**SHORT PROBLEM**
Write out every line of the material exactly as it appears.

**Dataset entries on figures**

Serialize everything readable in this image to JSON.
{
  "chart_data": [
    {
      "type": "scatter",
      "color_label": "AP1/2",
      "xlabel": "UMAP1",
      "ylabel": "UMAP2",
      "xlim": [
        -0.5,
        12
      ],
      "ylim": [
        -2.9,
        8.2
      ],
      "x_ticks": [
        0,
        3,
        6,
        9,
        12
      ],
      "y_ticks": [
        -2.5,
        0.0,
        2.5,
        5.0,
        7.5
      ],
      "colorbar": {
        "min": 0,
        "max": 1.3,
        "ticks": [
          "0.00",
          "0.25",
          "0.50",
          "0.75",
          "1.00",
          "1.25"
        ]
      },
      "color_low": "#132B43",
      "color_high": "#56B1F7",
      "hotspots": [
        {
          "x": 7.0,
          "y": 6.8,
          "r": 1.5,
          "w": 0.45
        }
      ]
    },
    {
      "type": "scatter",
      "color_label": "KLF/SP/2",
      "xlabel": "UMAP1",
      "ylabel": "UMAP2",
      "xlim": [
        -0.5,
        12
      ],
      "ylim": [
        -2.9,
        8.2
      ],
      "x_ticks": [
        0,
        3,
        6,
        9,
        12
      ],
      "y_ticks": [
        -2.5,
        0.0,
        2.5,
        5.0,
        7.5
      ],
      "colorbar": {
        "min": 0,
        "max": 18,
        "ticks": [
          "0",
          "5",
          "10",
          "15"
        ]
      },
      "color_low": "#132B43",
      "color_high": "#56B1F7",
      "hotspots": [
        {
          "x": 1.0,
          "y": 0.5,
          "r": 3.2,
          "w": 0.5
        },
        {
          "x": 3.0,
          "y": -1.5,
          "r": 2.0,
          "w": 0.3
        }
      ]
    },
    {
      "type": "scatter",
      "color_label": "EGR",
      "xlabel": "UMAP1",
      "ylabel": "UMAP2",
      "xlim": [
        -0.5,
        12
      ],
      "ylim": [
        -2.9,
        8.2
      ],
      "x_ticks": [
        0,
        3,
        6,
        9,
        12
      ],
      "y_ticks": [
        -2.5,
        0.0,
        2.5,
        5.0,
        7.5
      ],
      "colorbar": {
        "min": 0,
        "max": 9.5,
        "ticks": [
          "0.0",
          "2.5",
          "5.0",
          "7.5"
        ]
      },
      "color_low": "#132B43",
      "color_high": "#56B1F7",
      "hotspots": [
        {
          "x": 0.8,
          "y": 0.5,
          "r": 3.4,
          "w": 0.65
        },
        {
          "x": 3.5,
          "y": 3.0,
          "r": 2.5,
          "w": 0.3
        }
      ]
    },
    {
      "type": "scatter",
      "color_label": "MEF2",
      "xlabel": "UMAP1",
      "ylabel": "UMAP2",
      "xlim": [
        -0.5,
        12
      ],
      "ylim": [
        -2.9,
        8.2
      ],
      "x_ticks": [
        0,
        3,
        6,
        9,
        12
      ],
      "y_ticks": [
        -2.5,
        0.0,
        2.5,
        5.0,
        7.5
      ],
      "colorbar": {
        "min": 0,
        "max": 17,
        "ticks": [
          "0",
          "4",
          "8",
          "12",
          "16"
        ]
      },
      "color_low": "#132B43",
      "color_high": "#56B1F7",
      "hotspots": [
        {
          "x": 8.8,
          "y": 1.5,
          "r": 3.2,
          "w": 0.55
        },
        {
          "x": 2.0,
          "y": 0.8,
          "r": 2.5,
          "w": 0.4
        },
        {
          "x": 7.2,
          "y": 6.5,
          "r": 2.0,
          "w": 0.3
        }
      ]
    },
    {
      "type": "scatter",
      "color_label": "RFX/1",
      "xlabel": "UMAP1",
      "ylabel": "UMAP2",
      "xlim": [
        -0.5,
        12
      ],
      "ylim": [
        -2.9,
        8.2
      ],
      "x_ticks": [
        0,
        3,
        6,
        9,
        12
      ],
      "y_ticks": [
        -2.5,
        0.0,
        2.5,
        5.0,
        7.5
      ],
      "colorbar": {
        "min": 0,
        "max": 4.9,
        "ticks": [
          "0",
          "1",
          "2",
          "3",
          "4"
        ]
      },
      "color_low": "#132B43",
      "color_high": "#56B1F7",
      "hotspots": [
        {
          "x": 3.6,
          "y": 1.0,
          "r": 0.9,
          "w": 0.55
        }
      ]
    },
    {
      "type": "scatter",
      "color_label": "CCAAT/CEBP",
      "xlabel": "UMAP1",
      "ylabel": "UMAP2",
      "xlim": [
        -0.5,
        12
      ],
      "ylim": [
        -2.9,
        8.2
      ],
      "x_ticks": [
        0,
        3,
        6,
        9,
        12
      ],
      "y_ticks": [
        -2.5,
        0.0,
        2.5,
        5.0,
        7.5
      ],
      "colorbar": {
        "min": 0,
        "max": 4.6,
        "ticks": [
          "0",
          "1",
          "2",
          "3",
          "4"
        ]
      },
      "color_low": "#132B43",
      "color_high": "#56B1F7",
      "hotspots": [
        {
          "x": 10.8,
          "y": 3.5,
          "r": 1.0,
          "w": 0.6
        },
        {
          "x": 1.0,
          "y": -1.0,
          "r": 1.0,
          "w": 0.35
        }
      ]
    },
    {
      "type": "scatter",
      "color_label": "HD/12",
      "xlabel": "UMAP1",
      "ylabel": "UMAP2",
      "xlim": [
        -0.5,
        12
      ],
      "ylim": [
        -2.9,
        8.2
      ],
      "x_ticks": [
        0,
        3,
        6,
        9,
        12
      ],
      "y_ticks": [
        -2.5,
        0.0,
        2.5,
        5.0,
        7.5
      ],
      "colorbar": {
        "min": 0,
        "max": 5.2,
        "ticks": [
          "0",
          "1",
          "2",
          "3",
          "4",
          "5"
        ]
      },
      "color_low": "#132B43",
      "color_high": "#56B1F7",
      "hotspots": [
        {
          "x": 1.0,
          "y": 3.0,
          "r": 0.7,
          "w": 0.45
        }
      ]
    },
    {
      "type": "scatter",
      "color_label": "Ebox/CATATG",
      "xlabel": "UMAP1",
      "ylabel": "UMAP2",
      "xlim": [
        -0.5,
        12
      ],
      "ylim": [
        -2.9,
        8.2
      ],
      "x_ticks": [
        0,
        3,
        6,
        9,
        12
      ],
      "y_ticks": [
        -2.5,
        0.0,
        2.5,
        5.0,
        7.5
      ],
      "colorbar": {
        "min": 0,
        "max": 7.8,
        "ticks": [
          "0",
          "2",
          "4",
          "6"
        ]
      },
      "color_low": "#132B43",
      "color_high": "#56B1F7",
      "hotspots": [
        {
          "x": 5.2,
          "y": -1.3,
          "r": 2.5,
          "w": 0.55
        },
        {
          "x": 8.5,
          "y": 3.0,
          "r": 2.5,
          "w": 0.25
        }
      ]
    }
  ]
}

**FULL RESPONSE**
Serialize everything readable in this image to JSON.
{
  "chart_data": [
    {
      "type": "scatter",
      "color_label": "AP1/2",
      "xlabel": "UMAP1",
      "ylabel": "UMAP2",
      "xlim": [
        -0.5,
        12
      ],
      "ylim": [
        -2.9,
        8.2
      ],
      "x_ticks": [
        0,
        3,
        6,
        9,
        12
      ],
      "y_ticks": [
        -2.5,
        0.0,
        2.5,
        5.0,
        7.5
      ],
      "colorbar": {
        "min": 0,
        "max": 1.3,
        "ticks": [
          "0.00",
          "0.25",
          "0.50",
          "0.75",
          "1.00",
          "1.25"
        ]
      },
      "color_low": "#132B43",
      "color_high": "#56B1F7",
      "hotspots": [
        {
          "x": 7.0,
          "y": 6.8,
          "r": 1.5,
          "w": 0.45
        }
      ]
    },
    {
      "type": "scatter",
      "color_label": "KLF/SP/2",
      "xlabel": "UMAP1",
      "ylabel": "UMAP2",
      "xlim": [
        -0.5,
        12
      ],
      "ylim": [
        -2.9,
        8.2
      ],
      "x_ticks": [
        0,
        3,
        6,
        9,
        12
      ],
      "y_ticks": [
        -2.5,
        0.0,
        2.5,
        5.0,
        7.5
      ],
      "colorbar": {
        "min": 0,
        "max": 18,
        "ticks": [
          "0",
          "5",
          "10",
          "15"
        ]
      },
      "color_low": "#132B43",
      "color_high": "#56B1F7",
      "hotspots": [
        {
          "x": 1.0,
          "y": 0.5,
          "r": 3.2,
          "w": 0.5
        },
        {
          "x": 3.0,
          "y": -1.5,
          "r": 2.0,
          "w": 0.3
        }
      ]
    },
    {
      "type": "scatter",
      "color_label": "EGR",
      "xlabel": "UMAP1",
      "ylabel": "UMAP2",
      "xlim": [
        -0.5,
        12
      ],
      "ylim": [
        -2.9,
        8.2
      ],
      "x_ticks": [
        0,
        3,
        6,
        9,
        12
      ],
      "y_ticks": [
        -2.5,
        0.0,
        2.5,
        5.0,
        7.5
      ],
      "colorbar": {
        "min": 0,
        "max": 9.5,
        "ticks": [
          "0.0",
          "2.5",
          "5.0",
          "7.5"
        ]
      },
      "color_low": "#132B43",
      "color_high": "#56B1F7",
      "hotspots": [
        {
          "x": 0.8,
          "y": 0.5,
          "r": 3.4,
          "w": 0.65
        },
        {
          "x": 3.5,
          "y": 3.0,
          "r": 2.5,
          "w": 0.3
        }
      ]
    },
    {
      "type": "scatter",
      "color_label": "MEF2",
      "xlabel": "UMAP1",
      "ylabel": "UMAP2",
      "xlim": [
        -0.5,
        12
      ],
      "ylim": [
        -2.9,
        8.2
      ],
      "x_ticks": [
        0,
        3,
        6,
        9,
        12
      ],
      "y_ticks": [
        -2.5,
        0.0,
        2.5,
        5.0,
        7.5
      ],
      "colorbar": {
        "min": 0,
        "max": 17,
        "ticks": [
          "0",
          "4",
          "8",
          "12",
          "16"
        ]
      },
      "color_low": "#132B43",
      "color_high": "#56B1F7",
      "hotspots": [
        {
          "x": 8.8,
          "y": 1.5,
          "r": 3.2,
          "w": 0.55
        },
        {
          "x": 2.0,
          "y": 0.8,
          "r": 2.5,
          "w": 0.4
        },
        {
          "x": 7.2,
          "y": 6.5,
          "r": 2.0,
          "w": 0.3
        }
      ]
    },
    {
      "type": "scatter",
      "color_label": "RFX/1",
      "xlabel": "UMAP1",
      "ylabel": "UMAP2",
      "xlim": [
        -0.5,
        12
      ],
      "ylim": [
        -2.9,
        8.2
      ],
      "x_ticks": [
        0,
        3,
        6,
        9,
        12
      ],
      "y_ticks": [
        -2.5,
        0.0,
        2.5,
        5.0,
        7.5
      ],
      "colorbar": {
        "min": 0,
        "max": 4.9,
        "ticks": [
          "0",
          "1",
          "2",
          "3",
          "4"
        ]
      },
      "color_low": "#132B43",
      "color_high": "#56B1F7",
      "hotspots": [
        {
          "x": 3.6,
          "y": 1.0,
          "r": 0.9,
          "w": 0.55
        }
      ]
    },
    {
      "type": "scatter",
      "color_label": "CCAAT/CEBP",
      "xlabel": "UMAP1",
      "ylabel": "UMAP2",
      "xlim": [
        -0.5,
        12
      ],
      "ylim": [
        -2.9,
        8.2
      ],
      "x_ticks": [
        0,
        3,
        6,
        9,
        12
      ],
      "y_ticks": [
        -2.5,
        0.0,
        2.5,
        5.0,
        7.5
      ],
      "colorbar": {
        "min": 0,
        "max": 4.6,
        "ticks": [
          "0",
          "1",
          "2",
          "3",
          "4"
        ]
      },
      "color_low": "#132B43",
      "color_high": "#56B1F7",
      "hotspots": [
        {
          "x": 10.8,
          "y": 3.5,
          "r": 1.0,
          "w": 0.6
        },
        {
          "x": 1.0,
          "y": -1.0,
          "r": 1.0,
          "w": 0.35
        }
      ]
    },
    {
      "type": "scatter",
      "color_label": "HD/12",
      "xlabel": "UMAP1",
      "ylabel": "UMAP2",
      "xlim": [
        -0.5,
        12
      ],
      "ylim": [
        -2.9,
        8.2
      ],
      "x_ticks": [
        0,
        3,
        6,
        9,
        12
      ],
      "y_ticks": [
        -2.5,
        0.0,
        2.5,
        5.0,
        7.5
      ],
      "colorbar": {
        "min": 0,
        "max": 5.2,
        "ticks": [
          "0",
          "1",
          "2",
          "3",
          "4",
          "5"
        ]
      },
      "color_low": "#132B43",
      "color_high": "#56B1F7",
      "hotspots": [
        {
          "x": 1.0,
          "y": 3.0,
          "r": 0.7,
          "w": 0.45
        }
      ]
    },
    {
      "type": "scatter",
      "color_label": "Ebox/CATATG",
      "xlabel": "UMAP1",
      "ylabel": "UMAP2",
      "xlim": [
        -0.5,
        12
      ],
      "ylim": [
        -2.9,
        8.2
      ],
      "x_ticks": [
        0,
        3,
        6,
        9,
        12
      ],
      "y_ticks": [
        -2.5,
        0.0,
        2.5,
        5.0,
        7.5
      ],
      "colorbar": {
        "min": 0,
        "max": 7.8,
        "ticks": [
          "0",
          "2",
          "4",
          "6"
        ]
      },
      "color_low": "#132B43",
      "color_high": "#56B1F7",
      "hotspots": [
        {
          "x": 5.2,
          "y": -1.3,
          "r": 2.5,
          "w": 0.55
        },
        {
          "x": 8.5,
          "y": 3.0,
          "r": 2.5,
          "w": 0.25
        }
      ]
    }
  ]
}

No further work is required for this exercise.